(Brief 1) Reproduce the passage on iterated addition from "Corollary 5.9 PARITY" up to and including "of $n$ bits each.".

(Reading passage)
Since PARITY is symmetric, we have

Corollary 5.9 PARITY $\in \mathrm{TC}^{0}$.

Theorem 5.10 Iterated Addition $\in \mathrm{TC}^{0}$.

## Proof:

Input: $n$ integers $a_{1}, \ldots, a_{n}$ of $n$ bits each.
Output: $s=a_{1}+\cdots+a_{n}$.
Let $c_{0}, c_{1}, \ldots, c_{n}$ be the carries as shown:

| $c_{n}$ | $c_{n-1}$ | $c_{n-2}$ | $\ldots$ | $c_{2}$ | $c_{1}$ | $c_{0}=0$ |
| :---: | :--- | :--- | :--- | :--- | :--- | :--- |
|  | $a_{1(n-1)}$ | $a_{1(n-2)}$ | $\ldots$ | $a_{12}$ | $a_{11}$ | $a_{10}$ |
| $+\cdots$ | $\ldots$ | $\ldots$ | $\cdots$ | $\ldots$ | $\ldots$ |  |
| $+a_{n(n-1)}$ | $a_{n(n-2)}$ | $\ldots$ | $a_{n 2}$ | $a_{n 1}$ | $a_{n 0}$ |  |

Just like in the algorithm of addition of two integers, we would like to first compute all the carry bits in parallel and then compute parities in parallel. But there are two differences here. First, the carries $c_{1}, \ldots, c_{n}$ are not single bits; they are small integers. So, our parity computation step now looks like $\forall 0 \leq i \leq n, s_{i}=\operatorname{PARITY}\left(c_{i, 0}, a_{1, i}, \ldots, a_{n, i}\right)$, where $c_{i, j}$ is the $j^{t h} \mathrm{LSB}$ of $c_{i}$. The second difference is that for each output bit we have to compute parity of $n+1$ bits, not 3 bits. But this is doable in constant depth with threshold gates as we saw earlier. We now show that computation of carries also is possible in constant depth with threshold gates.

As an example we discuss computing $c_{n-1,0}$ and generalize it for all $c_{i, 0}$ 's later.
Let us first estimate the size of $c_{n-1}$. For this we consider $t=b_{1}+b_{2}+\cdots+b_{n}$, where each $b_{i}$ is an integer obtained by retaining $n-1 \mathrm{LSBs}$ of $a_{i}$ and dropping the rest (here $a_{i, n-1}$ ). The reasoning is that $c_{n-1}$ depends only on $n-1$ LSBs of $a_{i}$ 's.

(Brief 2) Please turn the lines of the records from the line with "Patent image size: (1020, 779)." up to and including the line with "The water drainage" into a Markdown table with the columns Row and Content, numbering each line and leaving out blank lines. Include only those lines.

(Provided records)
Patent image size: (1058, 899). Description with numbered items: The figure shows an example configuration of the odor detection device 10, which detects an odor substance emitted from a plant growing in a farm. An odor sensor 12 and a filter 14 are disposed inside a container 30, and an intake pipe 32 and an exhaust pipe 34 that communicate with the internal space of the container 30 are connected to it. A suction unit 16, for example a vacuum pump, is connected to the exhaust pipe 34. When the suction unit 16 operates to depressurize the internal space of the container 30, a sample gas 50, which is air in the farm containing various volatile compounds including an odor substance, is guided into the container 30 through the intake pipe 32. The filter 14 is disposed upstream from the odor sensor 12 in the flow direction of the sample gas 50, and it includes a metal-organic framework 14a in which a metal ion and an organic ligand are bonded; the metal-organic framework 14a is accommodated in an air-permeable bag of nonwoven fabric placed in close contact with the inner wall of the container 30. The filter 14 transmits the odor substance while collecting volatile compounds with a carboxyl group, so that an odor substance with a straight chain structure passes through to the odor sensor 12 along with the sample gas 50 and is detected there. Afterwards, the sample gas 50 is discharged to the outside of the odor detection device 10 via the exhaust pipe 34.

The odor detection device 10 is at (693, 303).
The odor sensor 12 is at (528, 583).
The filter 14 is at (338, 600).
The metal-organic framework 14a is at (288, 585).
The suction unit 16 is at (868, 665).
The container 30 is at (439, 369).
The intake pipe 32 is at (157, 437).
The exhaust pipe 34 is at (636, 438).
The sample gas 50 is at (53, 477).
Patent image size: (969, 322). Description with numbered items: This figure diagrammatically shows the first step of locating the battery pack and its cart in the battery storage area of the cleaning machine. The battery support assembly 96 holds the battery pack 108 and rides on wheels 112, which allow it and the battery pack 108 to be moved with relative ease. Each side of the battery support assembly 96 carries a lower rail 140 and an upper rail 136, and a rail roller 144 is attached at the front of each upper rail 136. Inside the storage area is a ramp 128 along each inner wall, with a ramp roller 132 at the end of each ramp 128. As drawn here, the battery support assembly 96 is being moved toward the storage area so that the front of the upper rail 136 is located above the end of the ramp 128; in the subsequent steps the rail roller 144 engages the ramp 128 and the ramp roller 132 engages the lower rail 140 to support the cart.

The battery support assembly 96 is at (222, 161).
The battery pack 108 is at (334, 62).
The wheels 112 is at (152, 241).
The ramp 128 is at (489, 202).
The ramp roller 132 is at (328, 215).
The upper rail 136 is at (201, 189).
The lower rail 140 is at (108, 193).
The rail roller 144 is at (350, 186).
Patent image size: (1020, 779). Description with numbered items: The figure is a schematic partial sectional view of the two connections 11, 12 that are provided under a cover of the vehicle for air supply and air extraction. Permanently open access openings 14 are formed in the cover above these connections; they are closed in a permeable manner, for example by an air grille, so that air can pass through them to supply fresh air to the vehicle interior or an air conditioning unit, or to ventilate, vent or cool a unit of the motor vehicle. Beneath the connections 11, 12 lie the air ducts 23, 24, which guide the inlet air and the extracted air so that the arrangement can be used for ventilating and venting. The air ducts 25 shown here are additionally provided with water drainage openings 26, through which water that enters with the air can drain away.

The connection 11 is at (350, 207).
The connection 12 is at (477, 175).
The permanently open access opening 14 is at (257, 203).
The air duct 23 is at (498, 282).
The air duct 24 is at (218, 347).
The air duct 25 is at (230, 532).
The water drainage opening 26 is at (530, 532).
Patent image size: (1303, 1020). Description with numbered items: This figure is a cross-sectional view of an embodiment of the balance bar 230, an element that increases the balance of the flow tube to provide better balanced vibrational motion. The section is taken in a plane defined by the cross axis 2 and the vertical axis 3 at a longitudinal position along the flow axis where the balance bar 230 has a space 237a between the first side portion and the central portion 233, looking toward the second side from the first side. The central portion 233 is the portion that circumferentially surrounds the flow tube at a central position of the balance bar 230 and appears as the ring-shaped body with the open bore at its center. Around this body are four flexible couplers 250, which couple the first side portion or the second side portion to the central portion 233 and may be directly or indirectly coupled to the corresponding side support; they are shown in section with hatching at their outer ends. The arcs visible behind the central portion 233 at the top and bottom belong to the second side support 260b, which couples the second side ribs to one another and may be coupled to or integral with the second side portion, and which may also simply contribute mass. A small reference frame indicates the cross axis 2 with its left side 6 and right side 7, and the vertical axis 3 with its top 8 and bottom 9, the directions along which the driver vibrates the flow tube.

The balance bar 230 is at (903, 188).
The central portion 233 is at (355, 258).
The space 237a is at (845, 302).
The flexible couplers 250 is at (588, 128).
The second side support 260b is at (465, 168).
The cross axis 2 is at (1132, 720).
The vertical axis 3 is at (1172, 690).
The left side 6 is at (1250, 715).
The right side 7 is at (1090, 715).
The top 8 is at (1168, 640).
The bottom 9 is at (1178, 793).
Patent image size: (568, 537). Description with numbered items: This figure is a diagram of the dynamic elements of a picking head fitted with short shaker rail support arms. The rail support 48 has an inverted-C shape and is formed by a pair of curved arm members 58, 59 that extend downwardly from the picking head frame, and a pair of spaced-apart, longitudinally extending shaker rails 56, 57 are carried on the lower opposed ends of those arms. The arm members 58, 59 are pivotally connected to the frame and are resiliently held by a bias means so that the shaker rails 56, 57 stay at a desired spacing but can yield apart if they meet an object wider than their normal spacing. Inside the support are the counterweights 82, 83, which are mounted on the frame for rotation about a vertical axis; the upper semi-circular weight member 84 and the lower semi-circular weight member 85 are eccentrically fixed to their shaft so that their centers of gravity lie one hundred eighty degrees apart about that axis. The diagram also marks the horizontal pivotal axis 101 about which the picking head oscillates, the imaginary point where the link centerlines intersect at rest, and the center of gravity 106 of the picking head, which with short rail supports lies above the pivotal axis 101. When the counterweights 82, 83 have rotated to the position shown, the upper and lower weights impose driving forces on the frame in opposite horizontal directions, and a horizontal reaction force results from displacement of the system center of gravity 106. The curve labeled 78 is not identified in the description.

(Full response 1)
Corollary 5.9 PARITY $\in \mathrm{TC}^{0}$.

Theorem 5.10 Iterated Addition $\in \mathrm{TC}^{0}$.

## Proof:

Input: $n$ integers $a_{1}, \ldots, a_{n}$ of $n$ bits each.

(Full response 2)
| Row | Content |
|---|---|
| 1 | Patent image size: (1020, 779). Description with numbered items: The figure is a schematic partial sectional view of the two connections 11, 12 that are provided under a cover of the vehicle for air supply and air extraction. Permanently open access openings 14 are formed in the cover above these connections; they are closed in a permeable manner, for example by an air grille, so that air can pass through them to supply fresh air to the vehicle interior or an air conditioning unit, or to ventilate, vent or cool a unit of the motor vehicle. Beneath the connections 11, 12 lie the air ducts 23, 24, which guide the inlet air and the extracted air so that the arrangement can be used for ventilating and venting. The air ducts 25 shown here are additionally provided with water drainage openings 26, through which water that enters with the air can drain away. |
| 2 | The connection 11 is at (350, 207). |
| 3 | The connection 12 is at (477, 175). |
| 4 | The permanently open access opening 14 is at (257, 203). |
| 5 | The air duct 23 is at (498, 282). |
| 6 | The air duct 24 is at (218, 347). |
| 7 | The air duct 25 is at (230, 532). |
| 8 | The water drainage opening 26 is at (530, 532). |